#### What is asked
Write out the data below in full. Keep it exact.

#### Record extracts
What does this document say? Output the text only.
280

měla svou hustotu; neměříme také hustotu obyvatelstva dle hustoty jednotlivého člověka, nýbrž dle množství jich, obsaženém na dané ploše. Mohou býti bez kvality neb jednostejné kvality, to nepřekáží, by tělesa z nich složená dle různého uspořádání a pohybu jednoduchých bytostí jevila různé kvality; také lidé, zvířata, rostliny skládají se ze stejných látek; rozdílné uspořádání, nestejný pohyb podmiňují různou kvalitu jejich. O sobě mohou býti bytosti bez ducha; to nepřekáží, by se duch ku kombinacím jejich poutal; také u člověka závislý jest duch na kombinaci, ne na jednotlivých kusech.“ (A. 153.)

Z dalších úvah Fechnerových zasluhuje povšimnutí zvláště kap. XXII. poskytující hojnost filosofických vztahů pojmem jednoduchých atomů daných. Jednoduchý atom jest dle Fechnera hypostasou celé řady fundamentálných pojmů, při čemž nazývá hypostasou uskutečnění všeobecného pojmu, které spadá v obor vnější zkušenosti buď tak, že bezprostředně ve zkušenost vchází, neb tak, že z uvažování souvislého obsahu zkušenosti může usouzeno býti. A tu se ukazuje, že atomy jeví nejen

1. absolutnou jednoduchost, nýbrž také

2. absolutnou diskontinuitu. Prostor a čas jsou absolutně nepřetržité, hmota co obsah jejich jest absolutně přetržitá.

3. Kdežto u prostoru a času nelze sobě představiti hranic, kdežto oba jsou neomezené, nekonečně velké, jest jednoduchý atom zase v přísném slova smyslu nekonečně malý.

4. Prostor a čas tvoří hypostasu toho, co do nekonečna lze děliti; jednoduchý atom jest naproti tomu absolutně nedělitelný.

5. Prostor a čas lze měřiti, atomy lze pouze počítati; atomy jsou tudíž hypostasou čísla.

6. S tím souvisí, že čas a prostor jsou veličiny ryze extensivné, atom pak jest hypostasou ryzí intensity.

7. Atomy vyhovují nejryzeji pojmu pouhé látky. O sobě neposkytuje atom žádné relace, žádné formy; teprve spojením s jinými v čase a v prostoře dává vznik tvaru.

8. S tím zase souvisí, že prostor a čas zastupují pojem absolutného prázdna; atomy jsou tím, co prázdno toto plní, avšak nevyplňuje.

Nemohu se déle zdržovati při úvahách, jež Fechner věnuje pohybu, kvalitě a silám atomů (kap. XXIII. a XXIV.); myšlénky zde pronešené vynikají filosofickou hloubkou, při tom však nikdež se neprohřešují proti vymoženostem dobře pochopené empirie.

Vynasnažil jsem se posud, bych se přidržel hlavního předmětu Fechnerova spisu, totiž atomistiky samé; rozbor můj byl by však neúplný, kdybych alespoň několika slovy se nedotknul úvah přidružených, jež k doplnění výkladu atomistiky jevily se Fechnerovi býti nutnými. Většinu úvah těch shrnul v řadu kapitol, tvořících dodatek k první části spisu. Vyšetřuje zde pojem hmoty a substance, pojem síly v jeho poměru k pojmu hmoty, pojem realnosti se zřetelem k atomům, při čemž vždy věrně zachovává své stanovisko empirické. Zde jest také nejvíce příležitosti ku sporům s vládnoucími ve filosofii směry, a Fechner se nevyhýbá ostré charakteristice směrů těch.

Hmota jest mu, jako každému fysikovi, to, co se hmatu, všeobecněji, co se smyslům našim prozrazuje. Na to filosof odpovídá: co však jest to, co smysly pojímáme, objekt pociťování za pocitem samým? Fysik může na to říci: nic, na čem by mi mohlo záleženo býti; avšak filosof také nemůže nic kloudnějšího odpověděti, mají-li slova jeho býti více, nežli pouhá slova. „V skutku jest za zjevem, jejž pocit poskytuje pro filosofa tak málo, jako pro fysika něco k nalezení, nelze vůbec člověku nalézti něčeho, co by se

#### Exercise solution
What does this document say? Output the text only.
280

měla svou hustotu; neměříme také hustotu obyvatelstva dle hustoty jednotlivého člověka, nýbrž dle množství jich, obsaženém na dané ploše. Mohou býti bez kvality neb jednostejné kvality, to nepřekáží, by tělesa z nich složená dle různého uspořádání a pohybu jednoduchých bytostí jevila různé kvality; také lidé, zvířata, rostliny skládají se ze stejných látek; rozdílné uspořádání, nestejný pohyb podmiňují různou kvalitu jejich. O sobě mohou býti bytosti bez ducha; to nepřekáží, by se duch ku kombinacím jejich poutal; také u člověka závislý jest duch na kombinaci, ne na jednotlivých kusech.“ (A. 153.)

Z dalších úvah Fechnerových zasluhuje povšimnutí zvláště kap. XXII. poskytující hojnost filosofických vztahů pojmem jednoduchých atomů daných. Jednoduchý atom jest dle Fechnera hypostasou celé řady fundamentálných pojmů, při čemž nazývá hypostasou uskutečnění všeobecného pojmu, které spadá v obor vnější zkušenosti buď tak, že bezprostředně ve zkušenost vchází, neb tak, že z uvažování souvislého obsahu zkušenosti může usouzeno býti. A tu se ukazuje, že atomy jeví nejen

1. absolutnou jednoduchost, nýbrž také

2. absolutnou diskontinuitu. Prostor a čas jsou absolutně nepřetržité, hmota co obsah jejich jest absolutně přetržitá.

3. Kdežto u prostoru a času nelze sobě představiti hranic, kdežto oba jsou neomezené, nekonečně velké, jest jednoduchý atom zase v přísném slova smyslu nekonečně malý.

4. Prostor a čas tvoří hypostasu toho, co do nekonečna lze děliti; jednoduchý atom jest naproti tomu absolutně nedělitelný.

5. Prostor a čas lze měřiti, atomy lze pouze počítati; atomy jsou tudíž hypostasou čísla.

6. S tím souvisí, že čas a prostor jsou veličiny ryze extensivné, atom pak jest hypostasou ryzí intensity.

7. Atomy vyhovují nejryzeji pojmu pouhé látky. O sobě neposkytuje atom žádné relace, žádné formy; teprve spojením s jinými v čase a v prostoře dává vznik tvaru.

8. S tím zase souvisí, že prostor a čas zastupují pojem absolutného prázdna; atomy jsou tím, co prázdno toto plní, avšak nevyplňuje.

Nemohu se déle zdržovati při úvahách, jež Fechner věnuje pohybu, kvalitě a silám atomů (kap. XXIII. a XXIV.); myšlénky zde pronešené vynikají filosofickou hloubkou, při tom však nikdež se neprohřešují proti vymoženostem dobře pochopené empirie.

Vynasnažil jsem se posud, bych se přidržel hlavního předmětu Fechnerova spisu, totiž atomistiky samé; rozbor můj byl by však neúplný, kdybych alespoň několika slovy se nedotknul úvah přidružených, jež k doplnění výkladu atomistiky jevily se Fechnerovi býti nutnými. Většinu úvah těch shrnul v řadu kapitol, tvořících dodatek k první části spisu. Vyšetřuje zde pojem hmoty a substance, pojem síly v jeho poměru k pojmu hmoty, pojem realnosti se zřetelem k atomům, při čemž vždy věrně zachovává své stanovisko empirické. Zde jest také nejvíce příležitosti ku sporům s vládnoucími ve filosofii směry, a Fechner se nevyhýbá ostré charakteristice směrů těch.

Hmota jest mu, jako každému fysikovi, to, co se hmatu, všeobecněji, co se smyslům našim prozrazuje. Na to filosof odpovídá: co však jest to, co smysly pojímáme, objekt pociťování za pocitem samým? Fysik může na to říci: nic, na čem by mi mohlo záleženo býti; avšak filosof také nemůže nic kloudnějšího odpověděti, mají-li slova jeho býti více, nežli pouhá slova. „V skutku jest za zjevem, jejž pocit poskytuje pro filosofa tak málo, jako pro fysika něco k nalezení, nelze vůbec člověku nalézti něčeho, co by se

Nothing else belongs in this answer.